* The request *
Tally the lines of the listing that contain the word "text", then give the total and nothing else.

[Recorded data]
>> BEGIN
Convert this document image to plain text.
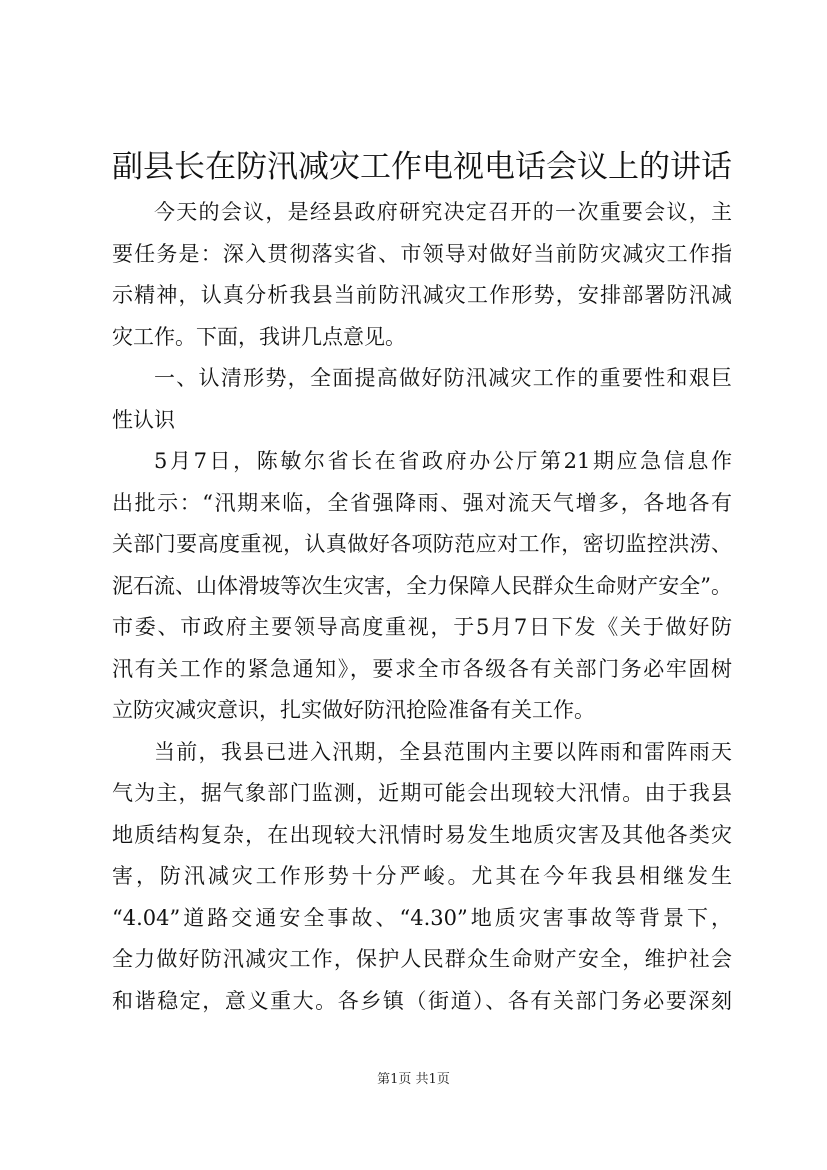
副县长在防汛减灾工作电视电话会议上的讲话
今天的会议，是经县政府研究决定召开的一次重要会议，主
要任务是：深入贯彻落实省、市领导对做好当前防灾减灾工作指
示精神，认真分析我县当前防汛减灾工作形势，安排部署防汛减
灾工作。下面，我讲几点意见。
一、认清形势，全面提高做好防汛减灾工作的重要性和艰巨
性认识
5月7日，陈敏尔省长在省政府办公厅第21期应急信息作
出批示：“汛期来临，全省强降雨、强对流天气增多，各地各有
关部门要高度重视，认真做好各项防范应对工作，密切监控洪涝、
泥石流、山体滑坡等次生灾害，全力保障人民群众生命财产安全”。
市委、市政府主要领导高度重视，于5月7日下发《关于做好防
汛有关工作的紧急通知》，要求全市各级各有关部门务必牢固树
立防灾减灾意识，扎实做好防汛抢险准备有关工作。
当前，我县已进入汛期，全县范围内主要以阵雨和雷阵雨天
气为主，据气象部门监测，近期可能会出现较大汛情。由于我县
地质结构复杂，在出现较大汛情时易发生地质灾害及其他各类灾
害，防汛减灾工作形势十分严峻。尤其在今年我县相继发生
“4.04”道路交通安全事故、“4.30”地质灾害事故等背景下，
全力做好防汛减灾工作，保护人民群众生命财产安全，维护社会
和谐稳定，意义重大。各乡镇（街道）、各有关部门务必要深刻
第1页 共1页
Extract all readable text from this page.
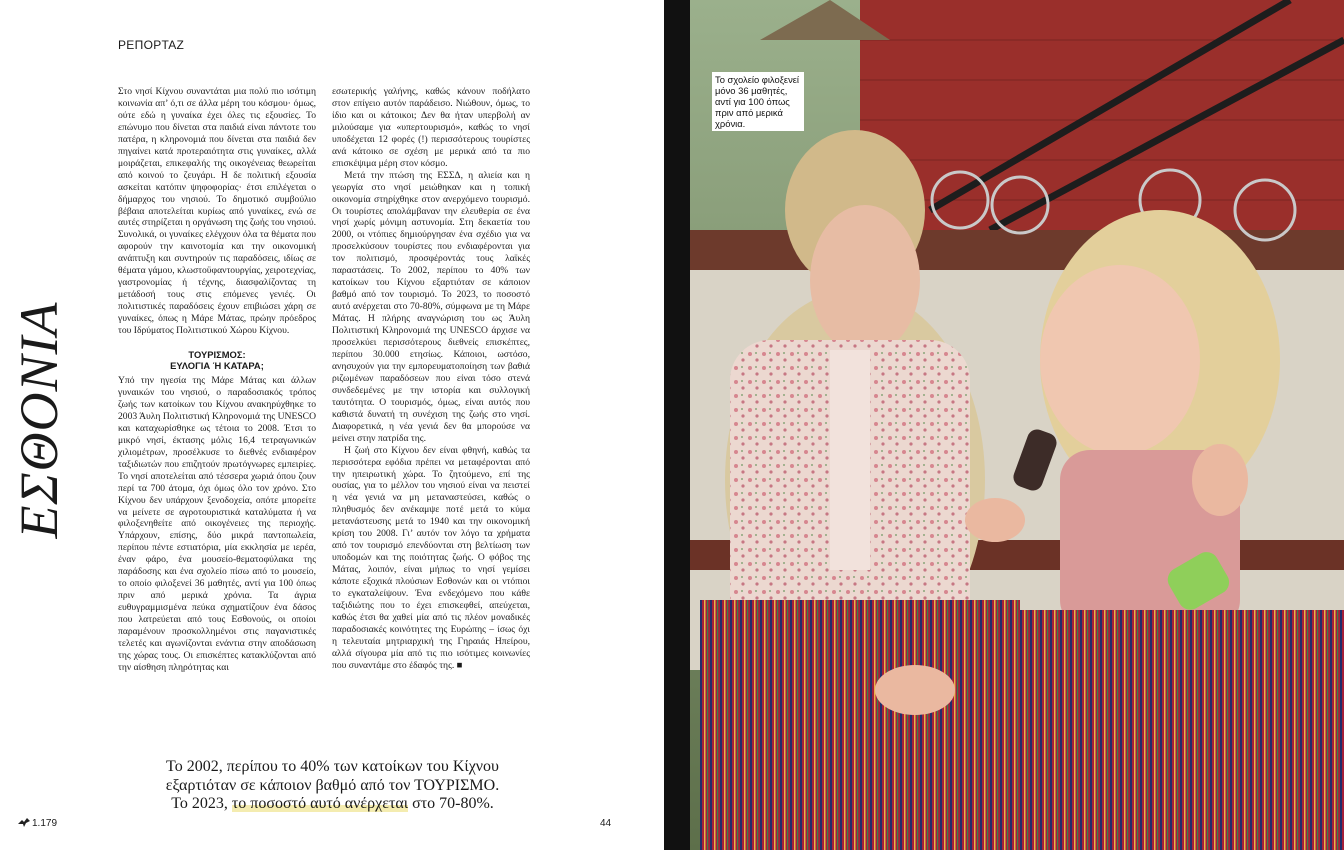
ΡΕΠΟΡΤΑΖ
ΕΣΘΟΝΙΑ

Στο νησί Κίχνου συναντάται μια πολύ πιο ισότιμη κοινωνία απ’ ό,τι σε άλλα μέρη του κόσμου· όμως, ούτε εδώ η γυναίκα έχει όλες τις εξουσίες. Το επώνυμο που δίνεται στα παιδιά είναι πάντοτε του πατέρα, η κληρονομιά που δίνεται στα παιδιά δεν πηγαίνει κατά προτεραιότητα στις γυναίκες, αλλά μοιράζεται, επικεφαλής της οικογένειας θεωρείται από κοινού το ζευγάρι. Η δε πολιτική εξουσία ασκείται κατόπιν ψηφοφορίας· έτσι επιλέγεται ο δήμαρχος του νησιού. Το δημοτικό συμβούλιο βέβαια αποτελείται κυρίως από γυναίκες, ενώ σε αυτές στηρίζεται η οργάνωση της ζωής του νησιού. Συνολικά, οι γυναίκες ελέγχουν όλα τα θέματα που αφορούν την καινοτομία και την οικονομική ανάπτυξη και συντηρούν τις παραδόσεις, ιδίως σε θέματα γάμου, κλωστοϋφαντουργίας, χειροτεχνίας, γαστρονομίας ή τέχνης, διασφαλίζοντας τη μετάδοσή τους στις επόμενες γενιές. Οι πολιτιστικές παραδόσεις έχουν επιβιώσει χάρη σε γυναίκες, όπως η Μάρε Μάτας, πρώην πρόεδρος του Ιδρύματος Πολιτιστικού Χώρου Κίχνου.

ΤΟΥΡΙΣΜΟΣ:
ΕΥΛΟΓΙΑ Ή ΚΑΤΑΡΑ;

Υπό την ηγεσία της Μάρε Μάτας και άλλων γυναικών του νησιού, ο παραδοσιακός τρόπος ζωής των κατοίκων του Κίχνου ανακηρύχθηκε το 2003 Άυλη Πολιτιστική Κληρονομιά της UNESCO και καταχωρίσθηκε ως τέτοια το 2008. Έτσι το μικρό νησί, έκτασης μόλις 16,4 τετραγωνικών χιλιομέτρων, προσέλκυσε το διεθνές ενδιαφέρον ταξιδιωτών που επιζητούν πρωτόγνωρες εμπειρίες. Το νησί αποτελείται από τέσσερα χωριά όπου ζουν περί τα 700 άτομα, όχι όμως όλο τον χρόνο. Στο Κίχνου δεν υπάρχουν ξενοδοχεία, οπότε μπορείτε να μείνετε σε αγροτουριστικά καταλύματα ή να φιλοξενηθείτε από οικογένειες της περιοχής. Υπάρχουν, επίσης, δύο μικρά παντοπωλεία, περίπου πέντε εστιατόρια, μία εκκλησία με ιερέα, έναν φάρο, ένα μουσείο-θεματοφύλακα της παράδοσης και ένα σχολείο πίσω από το μουσείο, το οποίο φιλοξενεί 36 μαθητές, αντί για 100 όπως πριν από μερικά χρόνια. Τα άγρια ευθυγραμμισμένα πεύκα σχηματίζουν ένα δάσος που λατρεύεται από τους Εσθονούς, οι οποίοι παραμένουν προσκολλημένοι στις παγανιστικές τελετές και αγωνίζονται ενάντια στην αποδάσωση της χώρας τους. Οι επισκέπτες κατακλύζονται από την αίσθηση πληρότητας και

εσωτερικής γαλήνης, καθώς κάνουν ποδήλατο στον επίγειο αυτόν παράδεισο. Νιώθουν, όμως, το ίδιο και οι κάτοικοι; Δεν θα ήταν υπερβολή αν μιλούσαμε για «υπερτουρισμό», καθώς το νησί υποδέχεται 12 φορές (!) περισσότερους τουρίστες ανά κάτοικο σε σχέση με μερικά από τα πιο επισκέψιμα μέρη στον κόσμο.

Μετά την πτώση της ΕΣΣΔ, η αλιεία και η γεωργία στο νησί μειώθηκαν και η τοπική οικονομία στηρίχθηκε στον ανερχόμενο τουρισμό. Οι τουρίστες απολάμβαναν την ελευθερία σε ένα νησί χωρίς μόνιμη αστυνομία. Στη δεκαετία του 2000, οι ντόπιες δημιούργησαν ένα σχέδιο για να προσελκύσουν τουρίστες που ενδιαφέρονται για τον πολιτισμό, προσφέροντάς τους λαϊκές παραστάσεις. Το 2002, περίπου το 40% των κατοίκων του Κίχνου εξαρτιόταν σε κάποιον βαθμό από τον τουρισμό. Το 2023, το ποσοστό αυτό ανέρχεται στο 70-80%, σύμφωνα με τη Μάρε Μάτας. Η πλήρης αναγνώριση του ως Άυλη Πολιτιστική Κληρονομιά της UNESCO άρχισε να προσελκύει περισσότερους διεθνείς επισκέπτες, περίπου 30.000 ετησίως. Κάποιοι, ωστόσο, ανησυχούν για την εμπορευματοποίηση των βαθιά ριζωμένων παραδόσεων που είναι τόσο στενά συνδεδεμένες με την ιστορία και συλλογική ταυτότητα. Ο τουρισμός, όμως, είναι αυτός που καθιστά δυνατή τη συνέχιση της ζωής στο νησί. Διαφορετικά, η νέα γενιά δεν θα μπορούσε να μείνει στην πατρίδα της.

Η ζωή στο Κίχνου δεν είναι φθηνή, καθώς τα περισσότερα εφόδια πρέπει να μεταφέρονται από την ηπειρωτική χώρα. Το ζητούμενο, επί της ουσίας, για το μέλλον του νησιού είναι να πειστεί η νέα γενιά να μη μεταναστεύσει, καθώς ο πληθυσμός δεν ανέκαμψε ποτέ μετά το κύμα μετανάστευσης μετά το 1940 και την οικονομική κρίση του 2008. Γι’ αυτόν τον λόγο τα χρήματα από τον τουρισμό επενδύονται στη βελτίωση των υποδομών και της ποιότητας ζωής. Ο φόβος της Μάτας, λοιπόν, είναι μήπως το νησί γεμίσει κάποτε εξοχικά πλούσιων Εσθονών και οι ντόπιοι το εγκαταλείψουν. Ένα ενδεχόμενο που κάθε ταξιδιώτης που το έχει επισκεφθεί, απεύχεται, καθώς έτσι θα χαθεί μία από τις πλέον μοναδικές παραδοσιακές κοινότητες της Ευρώπης – ίσως όχι η τελευταία μητριαρχική της Γηραιάς Ηπείρου, αλλά σίγουρα μία από τις πιο ισότιμες κοινωνίες που συναντάμε στο έδαφός της. ■

Το 2002, περίπου το 40% των κατοίκων του Κίχνου
εξαρτιόταν σε κάποιον βαθμό από τον ΤΟΥΡΙΣΜΟ.
Το 2023, το ποσοστό αυτό ανέρχεται στο 70-80%.
1.179	44
Το σχολείο φιλοξενεί μόνο 36 μαθητές, αντί για 100 όπως πριν από μερικά χρόνια.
>> END
* Written response *
2